- **Written request**
Return each line of the listing that contains the string "вручаются".

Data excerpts
□ □ □ □ □ □ □
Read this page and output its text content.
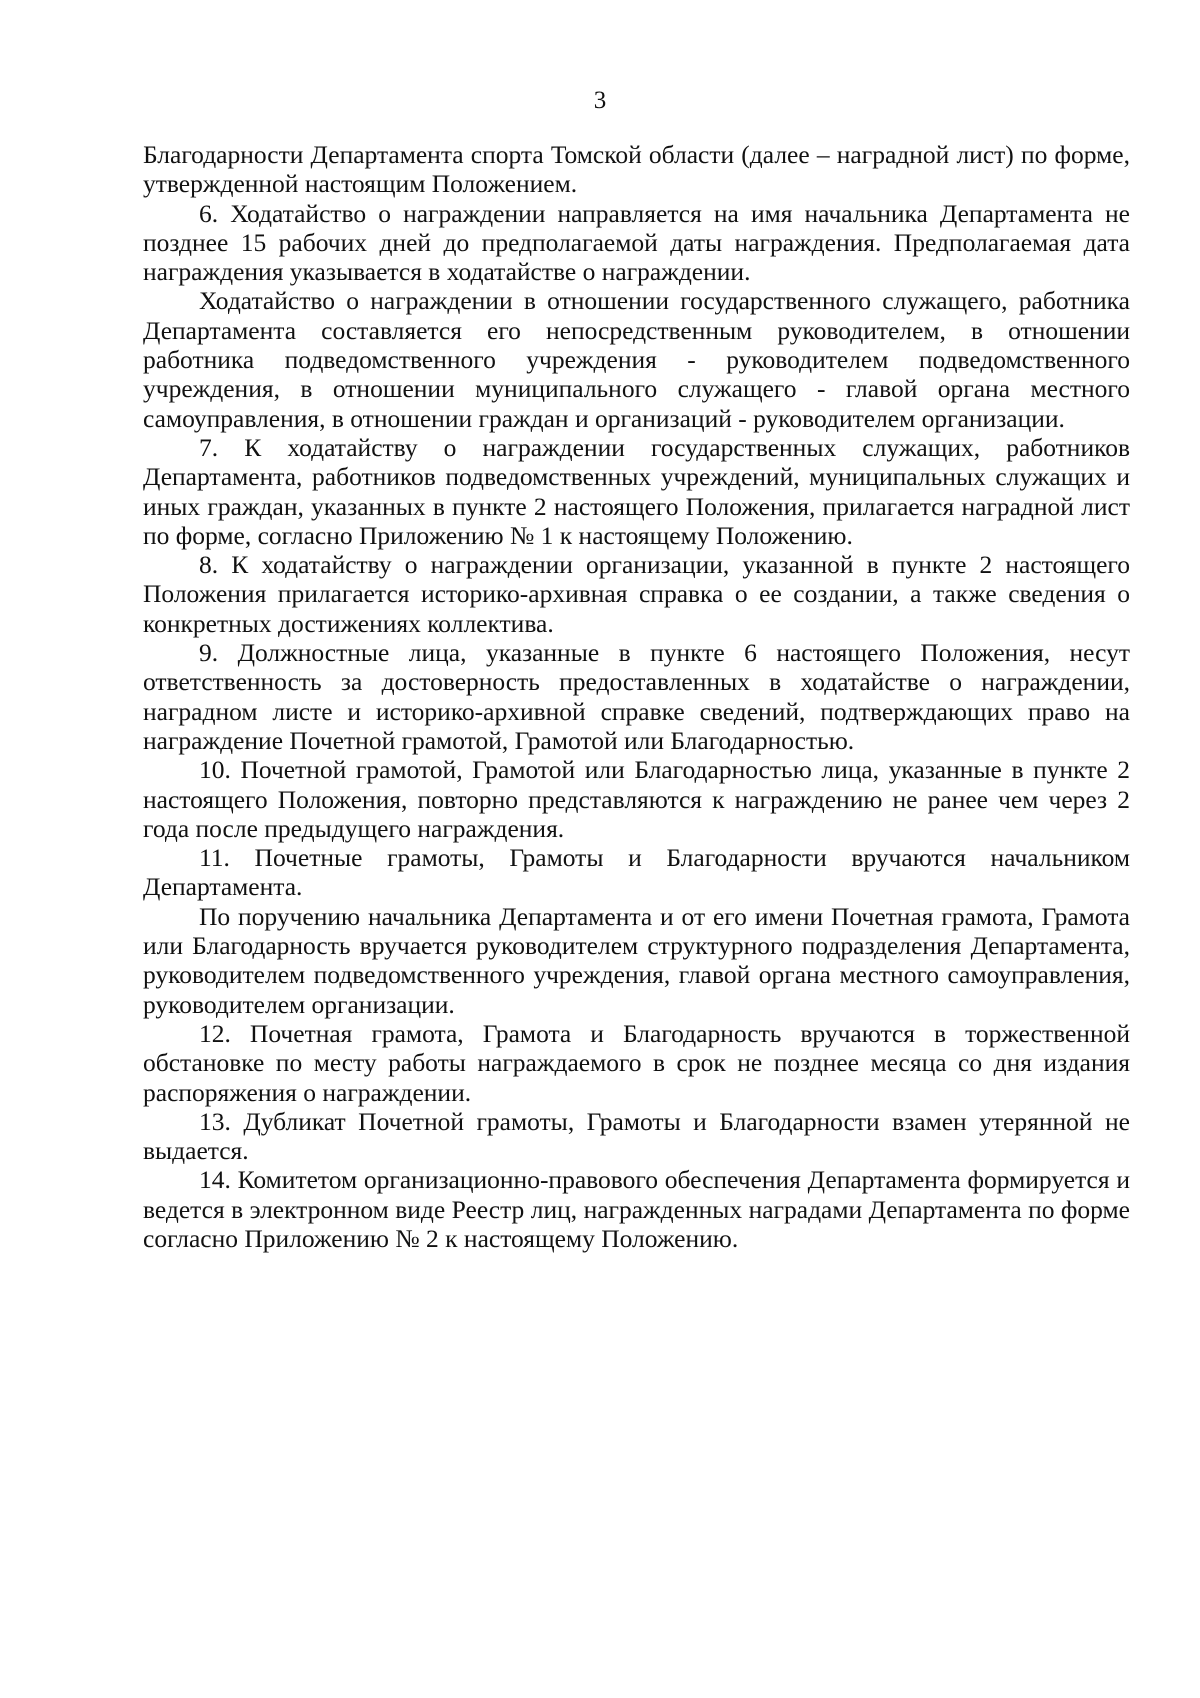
3

Благодарности Департамента спорта Томской области (далее – наградной лист) по форме, утвержденной настоящим Положением.

6. Ходатайство о награждении направляется на имя начальника Департамента не позднее 15 рабочих дней до предполагаемой даты награждения. Предполагаемая дата награждения указывается в ходатайстве о награждении.

Ходатайство о награждении в отношении государственного служащего, работника Департамента составляется его непосредственным руководителем, в отношении работника подведомственного учреждения - руководителем подведомственного учреждения, в отношении муниципального служащего - главой органа местного самоуправления, в отношении граждан и организаций - руководителем организации.

7. К ходатайству о награждении государственных служащих, работников Департамента, работников подведомственных учреждений, муниципальных служащих и иных граждан, указанных в пункте 2 настоящего Положения, прилагается наградной лист по форме, согласно Приложению № 1 к настоящему Положению.

8. К ходатайству о награждении организации, указанной в пункте 2 настоящего Положения прилагается историко-архивная справка о ее создании, а также сведения о конкретных достижениях коллектива.

9. Должностные лица, указанные в пункте 6 настоящего Положения, несут ответственность за достоверность предоставленных в ходатайстве о награждении, наградном листе и историко-архивной справке сведений, подтверждающих право на награждение Почетной грамотой, Грамотой или Благодарностью.

10. Почетной грамотой, Грамотой или Благодарностью лица, указанные в пункте 2 настоящего Положения, повторно представляются к награждению не ранее чем через 2 года после предыдущего награждения.

11. Почетные грамоты, Грамоты и Благодарности вручаются начальником Департамента.

По поручению начальника Департамента и от его имени Почетная грамота, Грамота или Благодарность вручается руководителем структурного подразделения Департамента, руководителем подведомственного учреждения, главой органа местного самоуправления, руководителем организации.

12. Почетная грамота, Грамота и Благодарность вручаются в торжественной обстановке по месту работы награждаемого в срок не позднее месяца со дня издания распоряжения о награждении.

13. Дубликат Почетной грамоты, Грамоты и Благодарности взамен утерянной не выдается.

14. Комитетом организационно-правового обеспечения Департамента формируется и ведется в электронном виде Реестр лиц, награжденных наградами Департамента по форме согласно Приложению № 2 к настоящему Положению.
□ □ □ □ □ □ □
- **Answer for the task**
11. Почетные грамоты, Грамоты и Благодарности вручаются начальником Департамента.
12. Почетная грамота, Грамота и Благодарность вручаются в торжественной обстановке по месту работы награждаемого в срок не позднее месяца со дня издания распоряжения о награждении.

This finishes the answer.